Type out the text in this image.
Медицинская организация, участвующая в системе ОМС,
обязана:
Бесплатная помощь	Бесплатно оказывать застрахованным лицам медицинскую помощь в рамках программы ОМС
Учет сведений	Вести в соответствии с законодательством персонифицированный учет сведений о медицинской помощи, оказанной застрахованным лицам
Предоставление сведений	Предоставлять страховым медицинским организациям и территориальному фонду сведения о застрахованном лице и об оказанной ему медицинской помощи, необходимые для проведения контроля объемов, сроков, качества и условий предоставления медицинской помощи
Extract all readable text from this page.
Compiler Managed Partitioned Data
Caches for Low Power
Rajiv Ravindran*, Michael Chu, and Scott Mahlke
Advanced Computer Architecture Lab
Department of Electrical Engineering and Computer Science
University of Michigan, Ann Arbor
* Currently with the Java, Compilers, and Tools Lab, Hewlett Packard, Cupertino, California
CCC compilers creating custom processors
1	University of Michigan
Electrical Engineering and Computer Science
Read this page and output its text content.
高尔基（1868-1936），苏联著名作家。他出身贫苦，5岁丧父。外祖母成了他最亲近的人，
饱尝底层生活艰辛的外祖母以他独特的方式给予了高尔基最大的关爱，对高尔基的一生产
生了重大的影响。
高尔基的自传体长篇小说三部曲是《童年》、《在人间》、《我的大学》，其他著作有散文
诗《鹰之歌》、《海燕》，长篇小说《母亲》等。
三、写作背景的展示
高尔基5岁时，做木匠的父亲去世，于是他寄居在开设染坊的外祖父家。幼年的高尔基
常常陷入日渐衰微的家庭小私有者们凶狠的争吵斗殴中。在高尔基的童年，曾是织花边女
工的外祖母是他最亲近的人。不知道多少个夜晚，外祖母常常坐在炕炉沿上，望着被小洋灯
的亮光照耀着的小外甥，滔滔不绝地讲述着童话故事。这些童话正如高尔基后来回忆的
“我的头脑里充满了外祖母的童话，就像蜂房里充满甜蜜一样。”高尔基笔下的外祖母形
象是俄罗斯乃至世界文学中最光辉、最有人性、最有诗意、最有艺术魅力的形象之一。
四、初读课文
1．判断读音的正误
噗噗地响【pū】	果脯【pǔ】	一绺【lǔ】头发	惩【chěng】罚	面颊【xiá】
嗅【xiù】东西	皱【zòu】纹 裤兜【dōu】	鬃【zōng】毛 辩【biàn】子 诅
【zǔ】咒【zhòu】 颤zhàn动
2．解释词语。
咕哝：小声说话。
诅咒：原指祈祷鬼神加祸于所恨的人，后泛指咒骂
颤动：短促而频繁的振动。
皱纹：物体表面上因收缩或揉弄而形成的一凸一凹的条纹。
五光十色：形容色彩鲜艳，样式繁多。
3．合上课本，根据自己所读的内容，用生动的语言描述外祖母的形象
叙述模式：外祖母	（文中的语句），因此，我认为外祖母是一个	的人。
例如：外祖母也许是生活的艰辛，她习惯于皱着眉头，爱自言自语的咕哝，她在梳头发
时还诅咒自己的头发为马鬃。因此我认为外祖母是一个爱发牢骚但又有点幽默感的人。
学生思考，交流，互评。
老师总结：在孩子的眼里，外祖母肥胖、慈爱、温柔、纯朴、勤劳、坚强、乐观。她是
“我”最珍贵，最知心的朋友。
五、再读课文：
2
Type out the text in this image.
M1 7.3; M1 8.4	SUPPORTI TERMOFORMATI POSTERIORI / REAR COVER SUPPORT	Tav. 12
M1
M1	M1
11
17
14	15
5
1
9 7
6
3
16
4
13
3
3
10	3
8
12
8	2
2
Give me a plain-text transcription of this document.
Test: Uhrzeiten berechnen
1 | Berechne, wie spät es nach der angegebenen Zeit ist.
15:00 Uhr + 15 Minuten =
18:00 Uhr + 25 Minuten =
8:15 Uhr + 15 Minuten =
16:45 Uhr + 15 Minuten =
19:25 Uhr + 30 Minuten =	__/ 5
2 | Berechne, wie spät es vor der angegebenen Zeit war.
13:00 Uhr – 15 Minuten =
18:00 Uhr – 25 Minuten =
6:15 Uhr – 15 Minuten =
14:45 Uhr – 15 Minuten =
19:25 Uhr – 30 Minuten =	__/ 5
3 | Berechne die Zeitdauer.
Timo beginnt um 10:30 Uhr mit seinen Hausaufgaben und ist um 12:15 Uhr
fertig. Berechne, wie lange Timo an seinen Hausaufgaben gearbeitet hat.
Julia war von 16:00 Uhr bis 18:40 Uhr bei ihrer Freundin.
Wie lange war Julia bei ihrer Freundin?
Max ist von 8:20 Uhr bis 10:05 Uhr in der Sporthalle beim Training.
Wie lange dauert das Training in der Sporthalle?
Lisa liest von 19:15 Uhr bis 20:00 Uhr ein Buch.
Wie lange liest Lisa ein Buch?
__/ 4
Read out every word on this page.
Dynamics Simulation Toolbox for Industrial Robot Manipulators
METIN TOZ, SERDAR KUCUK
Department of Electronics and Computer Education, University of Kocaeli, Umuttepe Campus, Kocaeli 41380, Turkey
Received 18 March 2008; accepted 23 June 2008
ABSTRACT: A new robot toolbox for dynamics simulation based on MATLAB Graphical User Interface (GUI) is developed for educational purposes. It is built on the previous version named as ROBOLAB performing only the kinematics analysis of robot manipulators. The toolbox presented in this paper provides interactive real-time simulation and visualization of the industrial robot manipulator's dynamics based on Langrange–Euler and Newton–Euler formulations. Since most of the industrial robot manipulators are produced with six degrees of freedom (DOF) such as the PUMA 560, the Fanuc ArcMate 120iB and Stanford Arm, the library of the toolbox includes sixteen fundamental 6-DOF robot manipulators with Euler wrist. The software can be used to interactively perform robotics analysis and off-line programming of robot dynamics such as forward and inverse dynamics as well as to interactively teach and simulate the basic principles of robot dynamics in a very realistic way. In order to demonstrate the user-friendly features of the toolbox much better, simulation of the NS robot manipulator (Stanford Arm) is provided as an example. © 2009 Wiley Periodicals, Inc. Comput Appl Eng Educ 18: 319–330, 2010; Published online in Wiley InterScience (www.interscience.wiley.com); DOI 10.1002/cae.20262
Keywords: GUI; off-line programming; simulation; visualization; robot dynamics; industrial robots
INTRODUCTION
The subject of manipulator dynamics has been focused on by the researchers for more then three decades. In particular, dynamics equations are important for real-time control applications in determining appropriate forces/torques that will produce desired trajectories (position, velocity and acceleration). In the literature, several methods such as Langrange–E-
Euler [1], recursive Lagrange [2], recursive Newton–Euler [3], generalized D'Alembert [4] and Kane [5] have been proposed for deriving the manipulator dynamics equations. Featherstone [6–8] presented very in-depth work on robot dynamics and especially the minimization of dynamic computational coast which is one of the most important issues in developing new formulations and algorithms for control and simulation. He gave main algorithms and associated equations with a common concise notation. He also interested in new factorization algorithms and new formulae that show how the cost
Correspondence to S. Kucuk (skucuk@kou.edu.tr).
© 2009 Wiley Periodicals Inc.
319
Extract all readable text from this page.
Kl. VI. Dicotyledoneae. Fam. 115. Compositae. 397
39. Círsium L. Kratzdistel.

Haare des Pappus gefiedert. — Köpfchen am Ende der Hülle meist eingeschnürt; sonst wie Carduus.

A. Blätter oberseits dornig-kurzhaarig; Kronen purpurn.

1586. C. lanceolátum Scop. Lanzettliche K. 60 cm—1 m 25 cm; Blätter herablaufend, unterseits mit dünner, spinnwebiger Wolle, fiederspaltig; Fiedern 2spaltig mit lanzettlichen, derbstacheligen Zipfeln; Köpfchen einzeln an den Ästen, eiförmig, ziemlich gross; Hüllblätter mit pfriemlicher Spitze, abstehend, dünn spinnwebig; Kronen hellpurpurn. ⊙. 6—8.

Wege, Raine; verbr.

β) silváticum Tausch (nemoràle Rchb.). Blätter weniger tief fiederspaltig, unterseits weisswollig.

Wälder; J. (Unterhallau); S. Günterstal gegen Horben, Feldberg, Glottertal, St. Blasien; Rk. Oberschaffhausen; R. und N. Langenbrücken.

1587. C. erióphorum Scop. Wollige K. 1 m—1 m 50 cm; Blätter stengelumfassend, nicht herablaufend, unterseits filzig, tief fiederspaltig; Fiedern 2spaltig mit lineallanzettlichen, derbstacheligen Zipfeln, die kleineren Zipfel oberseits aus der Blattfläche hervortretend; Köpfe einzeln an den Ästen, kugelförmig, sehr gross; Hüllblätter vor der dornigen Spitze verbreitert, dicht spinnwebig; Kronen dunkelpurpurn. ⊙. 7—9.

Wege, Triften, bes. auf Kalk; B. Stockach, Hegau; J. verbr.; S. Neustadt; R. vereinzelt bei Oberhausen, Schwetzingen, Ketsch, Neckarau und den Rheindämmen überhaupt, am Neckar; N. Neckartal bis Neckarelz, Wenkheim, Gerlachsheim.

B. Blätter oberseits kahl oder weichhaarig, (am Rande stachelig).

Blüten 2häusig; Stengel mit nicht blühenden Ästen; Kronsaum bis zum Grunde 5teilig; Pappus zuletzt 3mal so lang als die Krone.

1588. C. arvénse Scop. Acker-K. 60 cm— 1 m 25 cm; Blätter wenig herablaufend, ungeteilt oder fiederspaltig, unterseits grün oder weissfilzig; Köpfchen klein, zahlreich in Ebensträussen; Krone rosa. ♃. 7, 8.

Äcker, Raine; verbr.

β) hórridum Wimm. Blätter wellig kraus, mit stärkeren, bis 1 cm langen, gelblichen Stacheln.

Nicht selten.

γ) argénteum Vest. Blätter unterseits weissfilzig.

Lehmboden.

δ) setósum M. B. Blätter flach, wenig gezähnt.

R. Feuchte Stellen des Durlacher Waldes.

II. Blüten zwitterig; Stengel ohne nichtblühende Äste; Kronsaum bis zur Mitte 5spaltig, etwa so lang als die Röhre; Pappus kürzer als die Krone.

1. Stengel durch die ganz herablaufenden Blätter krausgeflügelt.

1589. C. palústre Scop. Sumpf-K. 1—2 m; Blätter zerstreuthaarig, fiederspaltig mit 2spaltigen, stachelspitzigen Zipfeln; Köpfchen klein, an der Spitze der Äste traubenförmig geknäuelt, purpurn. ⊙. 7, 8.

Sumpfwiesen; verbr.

######

WHAT YOU SHOULD DO
Among the lines of the data above, count those holding "Timo" and state only the number.

REPLY TO THE TASK
2